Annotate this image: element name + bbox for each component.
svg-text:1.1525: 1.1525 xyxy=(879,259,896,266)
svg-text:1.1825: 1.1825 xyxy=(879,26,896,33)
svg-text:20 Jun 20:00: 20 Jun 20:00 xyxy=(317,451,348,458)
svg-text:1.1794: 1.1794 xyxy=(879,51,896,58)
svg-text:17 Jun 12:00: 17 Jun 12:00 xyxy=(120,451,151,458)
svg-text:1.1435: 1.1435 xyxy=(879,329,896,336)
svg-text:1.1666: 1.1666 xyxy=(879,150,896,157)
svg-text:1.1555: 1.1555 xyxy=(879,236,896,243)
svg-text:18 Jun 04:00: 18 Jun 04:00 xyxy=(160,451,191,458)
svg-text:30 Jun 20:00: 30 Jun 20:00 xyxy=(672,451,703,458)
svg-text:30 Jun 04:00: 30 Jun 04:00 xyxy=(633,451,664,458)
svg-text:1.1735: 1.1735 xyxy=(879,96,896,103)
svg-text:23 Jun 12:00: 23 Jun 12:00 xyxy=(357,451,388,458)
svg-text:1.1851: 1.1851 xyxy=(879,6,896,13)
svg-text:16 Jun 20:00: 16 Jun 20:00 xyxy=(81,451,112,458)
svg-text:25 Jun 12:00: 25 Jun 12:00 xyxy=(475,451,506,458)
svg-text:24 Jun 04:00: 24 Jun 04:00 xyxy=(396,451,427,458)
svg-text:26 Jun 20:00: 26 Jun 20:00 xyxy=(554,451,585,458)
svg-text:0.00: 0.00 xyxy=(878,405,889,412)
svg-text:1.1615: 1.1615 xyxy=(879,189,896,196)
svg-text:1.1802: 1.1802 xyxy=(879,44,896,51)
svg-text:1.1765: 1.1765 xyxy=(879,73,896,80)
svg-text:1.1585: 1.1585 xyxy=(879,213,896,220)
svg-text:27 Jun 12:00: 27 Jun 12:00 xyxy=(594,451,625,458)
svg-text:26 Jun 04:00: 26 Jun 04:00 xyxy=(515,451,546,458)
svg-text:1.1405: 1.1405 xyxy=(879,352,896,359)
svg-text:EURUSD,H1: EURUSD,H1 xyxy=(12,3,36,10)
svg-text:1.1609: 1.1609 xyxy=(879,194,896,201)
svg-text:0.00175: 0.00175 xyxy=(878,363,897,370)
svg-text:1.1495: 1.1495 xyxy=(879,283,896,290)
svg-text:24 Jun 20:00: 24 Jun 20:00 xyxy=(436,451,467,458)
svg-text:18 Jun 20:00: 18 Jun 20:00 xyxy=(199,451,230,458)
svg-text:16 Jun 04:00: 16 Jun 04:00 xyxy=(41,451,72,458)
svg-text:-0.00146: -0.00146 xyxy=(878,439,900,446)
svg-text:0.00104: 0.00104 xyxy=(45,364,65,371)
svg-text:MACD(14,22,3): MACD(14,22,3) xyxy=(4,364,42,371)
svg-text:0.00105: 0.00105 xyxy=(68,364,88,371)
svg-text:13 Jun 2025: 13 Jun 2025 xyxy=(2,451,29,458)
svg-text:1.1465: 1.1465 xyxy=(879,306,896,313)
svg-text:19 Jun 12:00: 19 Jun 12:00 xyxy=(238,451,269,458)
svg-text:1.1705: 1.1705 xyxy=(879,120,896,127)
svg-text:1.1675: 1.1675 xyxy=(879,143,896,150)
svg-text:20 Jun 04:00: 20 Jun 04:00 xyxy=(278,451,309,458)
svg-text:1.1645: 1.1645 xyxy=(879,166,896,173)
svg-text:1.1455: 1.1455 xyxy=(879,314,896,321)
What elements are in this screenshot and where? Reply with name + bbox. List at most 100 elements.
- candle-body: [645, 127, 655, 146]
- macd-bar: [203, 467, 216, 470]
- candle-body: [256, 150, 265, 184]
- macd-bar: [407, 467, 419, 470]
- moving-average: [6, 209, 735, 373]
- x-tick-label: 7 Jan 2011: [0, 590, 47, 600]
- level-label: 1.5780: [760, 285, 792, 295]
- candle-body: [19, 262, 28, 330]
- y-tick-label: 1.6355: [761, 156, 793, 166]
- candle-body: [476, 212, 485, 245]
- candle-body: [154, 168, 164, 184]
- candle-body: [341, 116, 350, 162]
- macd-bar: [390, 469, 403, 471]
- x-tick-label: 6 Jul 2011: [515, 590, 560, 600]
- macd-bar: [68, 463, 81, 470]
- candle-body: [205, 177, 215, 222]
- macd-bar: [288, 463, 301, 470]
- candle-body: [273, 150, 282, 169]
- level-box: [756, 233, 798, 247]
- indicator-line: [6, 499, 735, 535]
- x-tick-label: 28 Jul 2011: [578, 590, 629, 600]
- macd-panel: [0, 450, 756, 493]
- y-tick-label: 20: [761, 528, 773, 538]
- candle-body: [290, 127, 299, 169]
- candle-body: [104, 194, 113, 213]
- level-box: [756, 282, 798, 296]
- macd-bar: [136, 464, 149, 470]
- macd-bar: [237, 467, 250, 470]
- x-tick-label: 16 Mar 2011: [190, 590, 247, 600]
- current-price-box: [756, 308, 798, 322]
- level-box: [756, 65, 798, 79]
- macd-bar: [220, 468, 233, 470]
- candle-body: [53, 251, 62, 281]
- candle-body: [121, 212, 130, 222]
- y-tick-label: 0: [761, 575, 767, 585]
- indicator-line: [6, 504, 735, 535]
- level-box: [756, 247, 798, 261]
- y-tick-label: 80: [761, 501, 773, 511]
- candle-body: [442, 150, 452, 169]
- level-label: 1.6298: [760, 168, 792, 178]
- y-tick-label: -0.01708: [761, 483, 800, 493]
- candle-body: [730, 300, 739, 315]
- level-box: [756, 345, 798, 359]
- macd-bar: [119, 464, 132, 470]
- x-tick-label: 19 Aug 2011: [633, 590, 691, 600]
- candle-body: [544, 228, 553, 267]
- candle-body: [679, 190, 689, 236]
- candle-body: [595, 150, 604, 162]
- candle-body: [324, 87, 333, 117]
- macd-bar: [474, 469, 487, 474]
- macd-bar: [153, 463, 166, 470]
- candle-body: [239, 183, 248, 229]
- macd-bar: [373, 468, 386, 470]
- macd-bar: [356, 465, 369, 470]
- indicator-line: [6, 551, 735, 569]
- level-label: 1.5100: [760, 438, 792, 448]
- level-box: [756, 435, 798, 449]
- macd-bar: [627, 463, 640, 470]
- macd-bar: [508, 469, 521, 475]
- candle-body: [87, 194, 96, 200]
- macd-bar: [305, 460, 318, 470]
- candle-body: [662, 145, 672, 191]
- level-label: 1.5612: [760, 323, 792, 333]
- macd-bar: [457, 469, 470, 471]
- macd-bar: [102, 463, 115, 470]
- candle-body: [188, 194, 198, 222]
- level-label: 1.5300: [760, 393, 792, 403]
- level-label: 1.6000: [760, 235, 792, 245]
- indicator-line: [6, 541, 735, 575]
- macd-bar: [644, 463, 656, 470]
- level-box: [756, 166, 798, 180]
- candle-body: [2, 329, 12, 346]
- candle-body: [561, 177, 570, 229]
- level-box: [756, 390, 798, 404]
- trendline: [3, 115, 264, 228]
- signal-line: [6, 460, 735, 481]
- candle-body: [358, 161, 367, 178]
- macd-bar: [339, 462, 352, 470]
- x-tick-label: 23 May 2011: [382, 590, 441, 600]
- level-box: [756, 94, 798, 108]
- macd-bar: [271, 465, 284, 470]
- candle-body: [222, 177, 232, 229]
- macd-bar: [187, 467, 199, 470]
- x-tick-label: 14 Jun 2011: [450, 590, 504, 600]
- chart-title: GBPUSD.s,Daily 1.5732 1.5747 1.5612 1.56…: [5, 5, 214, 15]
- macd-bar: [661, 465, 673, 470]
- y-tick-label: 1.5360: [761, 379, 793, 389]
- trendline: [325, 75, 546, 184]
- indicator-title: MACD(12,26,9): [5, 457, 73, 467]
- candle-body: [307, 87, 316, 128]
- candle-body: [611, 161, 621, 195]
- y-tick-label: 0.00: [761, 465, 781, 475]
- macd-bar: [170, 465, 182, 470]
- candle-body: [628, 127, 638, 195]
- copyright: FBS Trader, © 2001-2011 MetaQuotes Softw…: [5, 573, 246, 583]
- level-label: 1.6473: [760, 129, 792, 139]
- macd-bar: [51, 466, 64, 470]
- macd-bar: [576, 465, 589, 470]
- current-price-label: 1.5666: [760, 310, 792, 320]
********
TASK OBJECTIVE =>
Rewrite the lines from the first one through the line containing "svg-text:23 Jun 12:00: 23", changing "bbox" to "bounding box" and leaving everything else unchanged.

THE ANSWER =>
Annotate this image: element name + bounding box for each component.
svg-text:1.1525: 1.1525 xyxy=(879,259,896,266)
svg-text:1.1825: 1.1825 xyxy=(879,26,896,33)
svg-text:20 Jun 20:00: 20 Jun 20:00 xyxy=(317,451,348,458)
svg-text:1.1794: 1.1794 xyxy=(879,51,896,58)
svg-text:17 Jun 12:00: 17 Jun 12:00 xyxy=(120,451,151,458)
svg-text:1.1435: 1.1435 xyxy=(879,329,896,336)
svg-text:1.1666: 1.1666 xyxy=(879,150,896,157)
svg-text:1.1555: 1.1555 xyxy=(879,236,896,243)
svg-text:18 Jun 04:00: 18 Jun 04:00 xyxy=(160,451,191,458)
svg-text:30 Jun 20:00: 30 Jun 20:00 xyxy=(672,451,703,458)
svg-text:30 Jun 04:00: 30 Jun 04:00 xyxy=(633,451,664,458)
svg-text:1.1735: 1.1735 xyxy=(879,96,896,103)
svg-text:23 Jun 12:00: 23 Jun 12:00 xyxy=(357,451,388,458)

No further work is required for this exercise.